%%
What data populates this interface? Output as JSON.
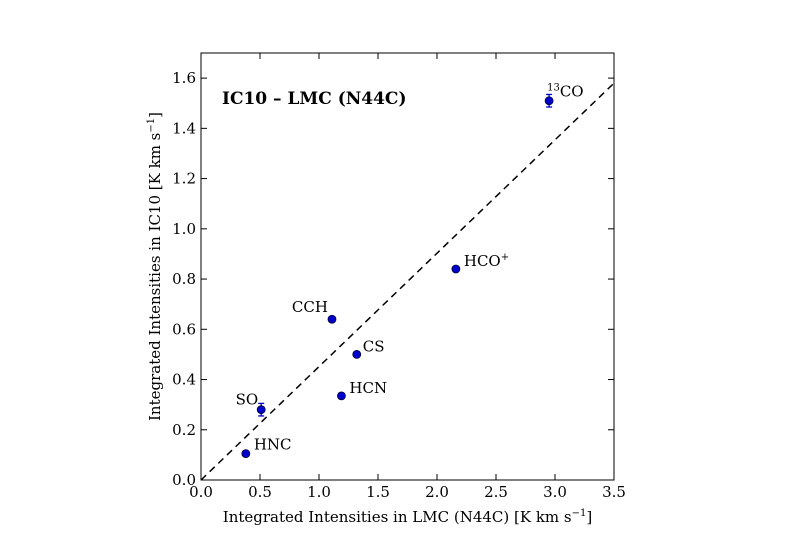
{
  "chart_data": {
    "type": "scatter",
    "title": "IC10 – LMC (N44C)",
    "xlabel": "Integrated Intensities in LMC (N44C) [K km s⁻¹]",
    "ylabel": "Integrated Intensities in IC10 [K km s⁻¹]",
    "xlim": [
      0.0,
      3.5
    ],
    "ylim": [
      0.0,
      1.7
    ],
    "xticks": [
      "0.0",
      "0.5",
      "1.0",
      "1.5",
      "2.0",
      "2.5",
      "3.0",
      "3.5"
    ],
    "yticks": [
      "0.0",
      "0.2",
      "0.4",
      "0.6",
      "0.8",
      "1.0",
      "1.2",
      "1.4",
      "1.6"
    ],
    "grid": false,
    "marker_color": "#0000cc",
    "points": [
      {
        "label": "13CO",
        "label_sup_prefix": "13",
        "label_base": "CO",
        "x": 2.95,
        "y": 1.51,
        "yerr": 0.025
      },
      {
        "label": "HCO+",
        "label_base": "HCO",
        "label_sup_suffix": "+",
        "x": 2.16,
        "y": 0.84,
        "yerr": 0
      },
      {
        "label": "CCH",
        "label_base": "CCH",
        "x": 1.11,
        "y": 0.64,
        "yerr": 0
      },
      {
        "label": "CS",
        "label_base": "CS",
        "x": 1.32,
        "y": 0.5,
        "yerr": 0
      },
      {
        "label": "HCN",
        "label_base": "HCN",
        "x": 1.19,
        "y": 0.335,
        "yerr": 0
      },
      {
        "label": "SO",
        "label_base": "SO",
        "x": 0.51,
        "y": 0.28,
        "yerr": 0.025
      },
      {
        "label": "HNC",
        "label_base": "HNC",
        "x": 0.38,
        "y": 0.105,
        "yerr": 0
      }
    ],
    "reference_line": {
      "style": "dashed",
      "x": [
        0.0,
        3.5
      ],
      "y": [
        0.0,
        1.58
      ]
    }
  }
}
%%
## Task directions:
Can you restate all the records above word for word while dropping the pictures?

## Reply to the task:
What data populates this interface? Output as JSON.
{
  "chart_data": {
    "type": "scatter",
    "title": "IC10 – LMC (N44C)",
    "xlabel": "Integrated Intensities in LMC (N44C) [K km s⁻¹]",
    "ylabel": "Integrated Intensities in IC10 [K km s⁻¹]",
    "xlim": [
      0.0,
      3.5
    ],
    "ylim": [
      0.0,
      1.7
    ],
    "xticks": [
      "0.0",
      "0.5",
      "1.0",
      "1.5",
      "2.0",
      "2.5",
      "3.0",
      "3.5"
    ],
    "yticks": [
      "0.0",
      "0.2",
      "0.4",
      "0.6",
      "0.8",
      "1.0",
      "1.2",
      "1.4",
      "1.6"
    ],
    "grid": false,
    "marker_color": "#0000cc",
    "points": [
      {
        "label": "13CO",
        "label_sup_prefix": "13",
        "label_base": "CO",
        "x": 2.95,
        "y": 1.51,
        "yerr": 0.025
      },
      {
        "label": "HCO+",
        "label_base": "HCO",
        "label_sup_suffix": "+",
        "x": 2.16,
        "y": 0.84,
        "yerr": 0
      },
      {
        "label": "CCH",
        "label_base": "CCH",
        "x": 1.11,
        "y": 0.64,
        "yerr": 0
      },
      {
        "label": "CS",
        "label_base": "CS",
        "x": 1.32,
        "y": 0.5,
        "yerr": 0
      },
      {
        "label": "HCN",
        "label_base": "HCN",
        "x": 1.19,
        "y": 0.335,
        "yerr": 0
      },
      {
        "label": "SO",
        "label_base": "SO",
        "x": 0.51,
        "y": 0.28,
        "yerr": 0.025
      },
      {
        "label": "HNC",
        "label_base": "HNC",
        "x": 0.38,
        "y": 0.105,
        "yerr": 0
      }
    ],
    "reference_line": {
      "style": "dashed",
      "x": [
        0.0,
        3.5
      ],
      "y": [
        0.0,
        1.58
      ]
    }
  }
}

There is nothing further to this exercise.